### STORED ROWS
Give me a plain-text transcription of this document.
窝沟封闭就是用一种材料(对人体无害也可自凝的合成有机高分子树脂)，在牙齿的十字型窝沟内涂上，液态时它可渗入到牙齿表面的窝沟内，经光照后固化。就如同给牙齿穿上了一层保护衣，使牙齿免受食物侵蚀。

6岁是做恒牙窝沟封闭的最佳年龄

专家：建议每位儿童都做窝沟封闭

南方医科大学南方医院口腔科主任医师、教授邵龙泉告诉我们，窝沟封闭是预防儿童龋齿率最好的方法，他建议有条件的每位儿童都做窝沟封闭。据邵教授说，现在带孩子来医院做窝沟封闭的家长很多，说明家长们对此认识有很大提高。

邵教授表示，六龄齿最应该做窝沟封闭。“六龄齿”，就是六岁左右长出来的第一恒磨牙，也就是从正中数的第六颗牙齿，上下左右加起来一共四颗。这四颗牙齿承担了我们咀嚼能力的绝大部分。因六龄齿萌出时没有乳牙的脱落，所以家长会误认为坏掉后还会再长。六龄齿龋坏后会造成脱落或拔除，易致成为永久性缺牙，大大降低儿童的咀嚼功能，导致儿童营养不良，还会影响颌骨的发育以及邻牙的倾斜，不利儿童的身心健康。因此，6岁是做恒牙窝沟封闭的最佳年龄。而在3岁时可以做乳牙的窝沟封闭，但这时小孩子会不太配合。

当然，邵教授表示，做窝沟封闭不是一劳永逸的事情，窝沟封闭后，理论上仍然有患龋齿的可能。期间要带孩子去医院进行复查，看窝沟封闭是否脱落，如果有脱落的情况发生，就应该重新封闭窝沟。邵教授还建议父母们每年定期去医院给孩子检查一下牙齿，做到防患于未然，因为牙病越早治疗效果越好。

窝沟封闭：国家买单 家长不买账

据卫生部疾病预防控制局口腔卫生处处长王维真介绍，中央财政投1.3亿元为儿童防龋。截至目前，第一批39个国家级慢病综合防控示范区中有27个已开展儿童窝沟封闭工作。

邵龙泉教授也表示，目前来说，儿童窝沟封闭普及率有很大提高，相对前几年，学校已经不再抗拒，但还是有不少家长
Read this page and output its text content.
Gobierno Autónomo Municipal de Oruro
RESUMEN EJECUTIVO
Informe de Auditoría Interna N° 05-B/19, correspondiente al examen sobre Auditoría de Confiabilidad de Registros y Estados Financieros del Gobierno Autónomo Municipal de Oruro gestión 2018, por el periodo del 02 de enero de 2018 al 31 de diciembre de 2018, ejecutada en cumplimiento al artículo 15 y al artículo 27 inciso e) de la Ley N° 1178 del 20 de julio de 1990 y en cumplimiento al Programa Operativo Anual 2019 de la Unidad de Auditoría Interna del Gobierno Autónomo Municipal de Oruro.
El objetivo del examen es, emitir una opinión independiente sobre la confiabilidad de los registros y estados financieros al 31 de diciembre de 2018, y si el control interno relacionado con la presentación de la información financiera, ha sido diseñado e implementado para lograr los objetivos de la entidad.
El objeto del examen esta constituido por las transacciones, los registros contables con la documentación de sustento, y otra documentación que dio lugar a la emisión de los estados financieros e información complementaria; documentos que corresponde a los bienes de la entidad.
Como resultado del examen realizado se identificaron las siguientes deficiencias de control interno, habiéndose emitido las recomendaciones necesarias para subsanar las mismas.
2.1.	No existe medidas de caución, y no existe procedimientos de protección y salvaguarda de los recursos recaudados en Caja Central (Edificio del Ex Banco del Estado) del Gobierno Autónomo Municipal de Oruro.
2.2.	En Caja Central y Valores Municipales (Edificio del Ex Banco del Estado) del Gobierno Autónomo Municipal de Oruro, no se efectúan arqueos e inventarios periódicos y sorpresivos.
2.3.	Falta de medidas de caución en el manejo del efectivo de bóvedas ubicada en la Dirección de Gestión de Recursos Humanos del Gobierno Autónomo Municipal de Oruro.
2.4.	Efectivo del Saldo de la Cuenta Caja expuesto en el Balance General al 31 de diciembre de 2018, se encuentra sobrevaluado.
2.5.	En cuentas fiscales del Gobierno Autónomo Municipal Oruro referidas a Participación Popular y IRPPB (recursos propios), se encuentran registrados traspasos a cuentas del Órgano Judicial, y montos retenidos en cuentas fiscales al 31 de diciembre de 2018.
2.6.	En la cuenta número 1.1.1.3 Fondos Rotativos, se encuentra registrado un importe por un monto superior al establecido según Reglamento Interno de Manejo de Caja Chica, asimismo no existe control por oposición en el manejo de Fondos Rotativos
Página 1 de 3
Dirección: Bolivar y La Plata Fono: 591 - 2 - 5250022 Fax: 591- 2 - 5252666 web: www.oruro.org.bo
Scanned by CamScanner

### SHORT EXERCISE
Repeat every line of the data, exactly and in full.

### TASK SOLUTION
Give me a plain-text transcription of this document.
窝沟封闭就是用一种材料(对人体无害也可自凝的合成有机高分子树脂)，在牙齿的十字型窝沟内涂上，液态时它可渗入到牙齿表面的窝沟内，经光照后固化。就如同给牙齿穿上了一层保护衣，使牙齿免受食物侵蚀。

6岁是做恒牙窝沟封闭的最佳年龄

专家：建议每位儿童都做窝沟封闭

南方医科大学南方医院口腔科主任医师、教授邵龙泉告诉我们，窝沟封闭是预防儿童龋齿率最好的方法，他建议有条件的每位儿童都做窝沟封闭。据邵教授说，现在带孩子来医院做窝沟封闭的家长很多，说明家长们对此认识有很大提高。

邵教授表示，六龄齿最应该做窝沟封闭。“六龄齿”，就是六岁左右长出来的第一恒磨牙，也就是从正中数的第六颗牙齿，上下左右加起来一共四颗。这四颗牙齿承担了我们咀嚼能力的绝大部分。因六龄齿萌出时没有乳牙的脱落，所以家长会误认为坏掉后还会再长。六龄齿龋坏后会造成脱落或拔除，易致成为永久性缺牙，大大降低儿童的咀嚼功能，导致儿童营养不良，还会影响颌骨的发育以及邻牙的倾斜，不利儿童的身心健康。因此，6岁是做恒牙窝沟封闭的最佳年龄。而在3岁时可以做乳牙的窝沟封闭，但这时小孩子会不太配合。

当然，邵教授表示，做窝沟封闭不是一劳永逸的事情，窝沟封闭后，理论上仍然有患龋齿的可能。期间要带孩子去医院进行复查，看窝沟封闭是否脱落，如果有脱落的情况发生，就应该重新封闭窝沟。邵教授还建议父母们每年定期去医院给孩子检查一下牙齿，做到防患于未然，因为牙病越早治疗效果越好。

窝沟封闭：国家买单 家长不买账

据卫生部疾病预防控制局口腔卫生处处长王维真介绍，中央财政投1.3亿元为儿童防龋。截至目前，第一批39个国家级慢病综合防控示范区中有27个已开展儿童窝沟封闭工作。

邵龙泉教授也表示，目前来说，儿童窝沟封闭普及率有很大提高，相对前几年，学校已经不再抗拒，但还是有不少家长
Read this page and output its text content.
Gobierno Autónomo Municipal de Oruro
RESUMEN EJECUTIVO
Informe de Auditoría Interna N° 05-B/19, correspondiente al examen sobre Auditoría de Confiabilidad de Registros y Estados Financieros del Gobierno Autónomo Municipal de Oruro gestión 2018, por el periodo del 02 de enero de 2018 al 31 de diciembre de 2018, ejecutada en cumplimiento al artículo 15 y al artículo 27 inciso e) de la Ley N° 1178 del 20 de julio de 1990 y en cumplimiento al Programa Operativo Anual 2019 de la Unidad de Auditoría Interna del Gobierno Autónomo Municipal de Oruro.
El objetivo del examen es, emitir una opinión independiente sobre la confiabilidad de los registros y estados financieros al 31 de diciembre de 2018, y si el control interno relacionado con la presentación de la información financiera, ha sido diseñado e implementado para lograr los objetivos de la entidad.
El objeto del examen esta constituido por las transacciones, los registros contables con la documentación de sustento, y otra documentación que dio lugar a la emisión de los estados financieros e información complementaria; documentos que corresponde a los bienes de la entidad.
Como resultado del examen realizado se identificaron las siguientes deficiencias de control interno, habiéndose emitido las recomendaciones necesarias para subsanar las mismas.
2.1.	No existe medidas de caución, y no existe procedimientos de protección y salvaguarda de los recursos recaudados en Caja Central (Edificio del Ex Banco del Estado) del Gobierno Autónomo Municipal de Oruro.
2.2.	En Caja Central y Valores Municipales (Edificio del Ex Banco del Estado) del Gobierno Autónomo Municipal de Oruro, no se efectúan arqueos e inventarios periódicos y sorpresivos.
2.3.	Falta de medidas de caución en el manejo del efectivo de bóvedas ubicada en la Dirección de Gestión de Recursos Humanos del Gobierno Autónomo Municipal de Oruro.
2.4.	Efectivo del Saldo de la Cuenta Caja expuesto en el Balance General al 31 de diciembre de 2018, se encuentra sobrevaluado.
2.5.	En cuentas fiscales del Gobierno Autónomo Municipal Oruro referidas a Participación Popular y IRPPB (recursos propios), se encuentran registrados traspasos a cuentas del Órgano Judicial, y montos retenidos en cuentas fiscales al 31 de diciembre de 2018.
2.6.	En la cuenta número 1.1.1.3 Fondos Rotativos, se encuentra registrado un importe por un monto superior al establecido según Reglamento Interno de Manejo de Caja Chica, asimismo no existe control por oposición en el manejo de Fondos Rotativos
Página 1 de 3
Dirección: Bolivar y La Plata Fono: 591 - 2 - 5250022 Fax: 591- 2 - 5252666 web: www.oruro.org.bo
Scanned by CamScanner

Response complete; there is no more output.